··· Input ···

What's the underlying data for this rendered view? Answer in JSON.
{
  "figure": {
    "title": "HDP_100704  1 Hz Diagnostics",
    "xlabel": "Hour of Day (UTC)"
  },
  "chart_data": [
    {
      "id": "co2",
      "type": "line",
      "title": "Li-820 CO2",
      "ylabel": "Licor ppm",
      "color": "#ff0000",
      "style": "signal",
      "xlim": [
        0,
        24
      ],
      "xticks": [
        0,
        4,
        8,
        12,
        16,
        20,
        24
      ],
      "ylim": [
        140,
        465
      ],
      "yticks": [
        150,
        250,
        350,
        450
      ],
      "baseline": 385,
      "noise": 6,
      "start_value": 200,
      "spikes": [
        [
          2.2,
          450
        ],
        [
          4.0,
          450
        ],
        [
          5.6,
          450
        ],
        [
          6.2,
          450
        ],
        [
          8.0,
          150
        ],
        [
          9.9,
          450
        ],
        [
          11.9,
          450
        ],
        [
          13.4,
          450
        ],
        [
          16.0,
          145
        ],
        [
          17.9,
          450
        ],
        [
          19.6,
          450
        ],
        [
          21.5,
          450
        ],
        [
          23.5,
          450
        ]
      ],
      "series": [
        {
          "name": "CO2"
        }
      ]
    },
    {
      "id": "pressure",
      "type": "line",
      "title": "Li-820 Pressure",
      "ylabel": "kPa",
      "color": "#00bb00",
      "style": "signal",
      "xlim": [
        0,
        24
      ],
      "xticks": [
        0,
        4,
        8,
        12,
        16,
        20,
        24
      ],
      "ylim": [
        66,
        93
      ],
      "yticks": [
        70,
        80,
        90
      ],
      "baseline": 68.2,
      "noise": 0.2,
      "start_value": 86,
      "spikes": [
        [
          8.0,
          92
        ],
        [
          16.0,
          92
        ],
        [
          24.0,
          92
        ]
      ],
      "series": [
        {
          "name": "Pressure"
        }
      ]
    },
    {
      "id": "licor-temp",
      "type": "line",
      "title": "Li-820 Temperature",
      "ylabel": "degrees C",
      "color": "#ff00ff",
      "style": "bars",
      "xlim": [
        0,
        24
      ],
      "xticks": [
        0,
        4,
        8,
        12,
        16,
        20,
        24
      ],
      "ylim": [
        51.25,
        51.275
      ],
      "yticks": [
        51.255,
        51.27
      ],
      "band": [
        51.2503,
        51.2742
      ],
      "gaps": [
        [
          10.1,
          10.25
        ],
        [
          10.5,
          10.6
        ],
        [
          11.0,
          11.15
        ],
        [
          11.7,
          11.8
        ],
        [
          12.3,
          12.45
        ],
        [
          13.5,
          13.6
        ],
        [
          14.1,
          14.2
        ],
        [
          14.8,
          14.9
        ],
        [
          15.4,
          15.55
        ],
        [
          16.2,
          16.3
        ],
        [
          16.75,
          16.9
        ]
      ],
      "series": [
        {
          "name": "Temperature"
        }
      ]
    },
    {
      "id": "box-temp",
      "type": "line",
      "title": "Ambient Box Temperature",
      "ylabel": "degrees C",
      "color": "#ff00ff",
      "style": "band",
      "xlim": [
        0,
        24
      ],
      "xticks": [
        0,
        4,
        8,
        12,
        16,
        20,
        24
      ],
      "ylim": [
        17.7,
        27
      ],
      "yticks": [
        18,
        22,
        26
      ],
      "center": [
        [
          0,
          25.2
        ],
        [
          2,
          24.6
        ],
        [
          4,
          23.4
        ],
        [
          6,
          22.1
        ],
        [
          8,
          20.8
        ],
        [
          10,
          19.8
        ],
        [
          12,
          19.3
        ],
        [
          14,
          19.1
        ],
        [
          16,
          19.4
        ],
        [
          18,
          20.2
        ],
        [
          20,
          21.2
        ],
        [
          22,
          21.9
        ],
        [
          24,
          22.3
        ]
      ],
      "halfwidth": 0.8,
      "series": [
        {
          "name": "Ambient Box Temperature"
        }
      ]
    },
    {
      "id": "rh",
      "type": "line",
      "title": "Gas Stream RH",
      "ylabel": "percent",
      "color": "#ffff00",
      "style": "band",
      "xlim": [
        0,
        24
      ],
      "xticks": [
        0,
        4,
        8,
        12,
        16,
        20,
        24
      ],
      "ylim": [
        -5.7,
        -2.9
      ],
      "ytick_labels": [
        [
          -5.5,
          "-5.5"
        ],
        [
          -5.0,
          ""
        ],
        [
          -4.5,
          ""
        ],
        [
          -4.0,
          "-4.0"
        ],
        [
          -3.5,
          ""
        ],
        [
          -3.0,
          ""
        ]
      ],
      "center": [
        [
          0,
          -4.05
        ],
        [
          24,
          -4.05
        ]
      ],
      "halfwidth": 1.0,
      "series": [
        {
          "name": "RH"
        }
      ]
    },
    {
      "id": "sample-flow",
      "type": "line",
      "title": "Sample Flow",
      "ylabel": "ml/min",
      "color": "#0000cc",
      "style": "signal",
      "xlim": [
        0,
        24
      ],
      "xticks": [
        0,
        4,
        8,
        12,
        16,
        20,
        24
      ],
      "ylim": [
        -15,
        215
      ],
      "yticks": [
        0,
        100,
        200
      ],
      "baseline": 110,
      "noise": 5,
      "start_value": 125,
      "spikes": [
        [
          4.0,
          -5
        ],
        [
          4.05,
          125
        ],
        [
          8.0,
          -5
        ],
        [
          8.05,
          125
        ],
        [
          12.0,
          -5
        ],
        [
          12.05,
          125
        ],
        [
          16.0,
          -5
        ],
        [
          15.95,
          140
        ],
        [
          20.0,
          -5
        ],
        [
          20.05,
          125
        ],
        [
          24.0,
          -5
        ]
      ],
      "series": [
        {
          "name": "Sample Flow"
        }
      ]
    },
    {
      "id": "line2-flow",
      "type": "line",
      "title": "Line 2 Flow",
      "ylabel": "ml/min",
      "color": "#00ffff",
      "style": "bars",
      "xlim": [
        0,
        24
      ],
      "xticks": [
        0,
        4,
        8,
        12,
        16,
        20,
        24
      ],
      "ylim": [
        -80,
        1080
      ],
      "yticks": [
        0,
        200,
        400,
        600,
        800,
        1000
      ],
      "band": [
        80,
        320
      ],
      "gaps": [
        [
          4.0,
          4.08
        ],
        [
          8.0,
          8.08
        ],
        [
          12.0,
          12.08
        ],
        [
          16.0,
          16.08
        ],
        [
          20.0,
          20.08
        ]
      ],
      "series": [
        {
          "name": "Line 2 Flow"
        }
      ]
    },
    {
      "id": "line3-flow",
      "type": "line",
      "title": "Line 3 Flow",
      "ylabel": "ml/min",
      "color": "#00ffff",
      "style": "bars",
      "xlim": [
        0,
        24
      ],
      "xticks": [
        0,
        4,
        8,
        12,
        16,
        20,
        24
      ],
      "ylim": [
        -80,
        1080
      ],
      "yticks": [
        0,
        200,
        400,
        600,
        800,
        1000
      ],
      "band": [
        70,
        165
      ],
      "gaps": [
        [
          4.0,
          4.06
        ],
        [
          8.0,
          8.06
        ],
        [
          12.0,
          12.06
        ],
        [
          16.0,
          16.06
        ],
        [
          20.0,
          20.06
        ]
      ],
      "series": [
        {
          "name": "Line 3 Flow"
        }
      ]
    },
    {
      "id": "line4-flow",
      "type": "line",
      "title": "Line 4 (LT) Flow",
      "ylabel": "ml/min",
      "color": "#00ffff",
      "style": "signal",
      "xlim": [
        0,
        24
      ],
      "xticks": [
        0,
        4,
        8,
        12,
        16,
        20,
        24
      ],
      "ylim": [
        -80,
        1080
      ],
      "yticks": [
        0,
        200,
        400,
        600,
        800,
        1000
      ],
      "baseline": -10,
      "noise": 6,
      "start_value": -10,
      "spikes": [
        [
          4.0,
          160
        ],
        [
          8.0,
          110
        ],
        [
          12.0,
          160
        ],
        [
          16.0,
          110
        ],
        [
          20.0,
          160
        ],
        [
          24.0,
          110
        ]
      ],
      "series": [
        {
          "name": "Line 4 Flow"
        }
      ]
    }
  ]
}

···

§ **What you have to do**
Gather all lines from the listing above in which "title" occurs.

§ **Answer for the task**
    "title": "HDP_100704  1 Hz Diagnostics",
      "title": "Li-820 CO2",
      "title": "Li-820 Pressure",
      "title": "Li-820 Temperature",
      "title": "Ambient Box Temperature",
      "title": "Gas Stream RH",
      "title": "Sample Flow",
      "title": "Line 2 Flow",
      "title": "Line 3 Flow",
      "title": "Line 4 (LT) Flow",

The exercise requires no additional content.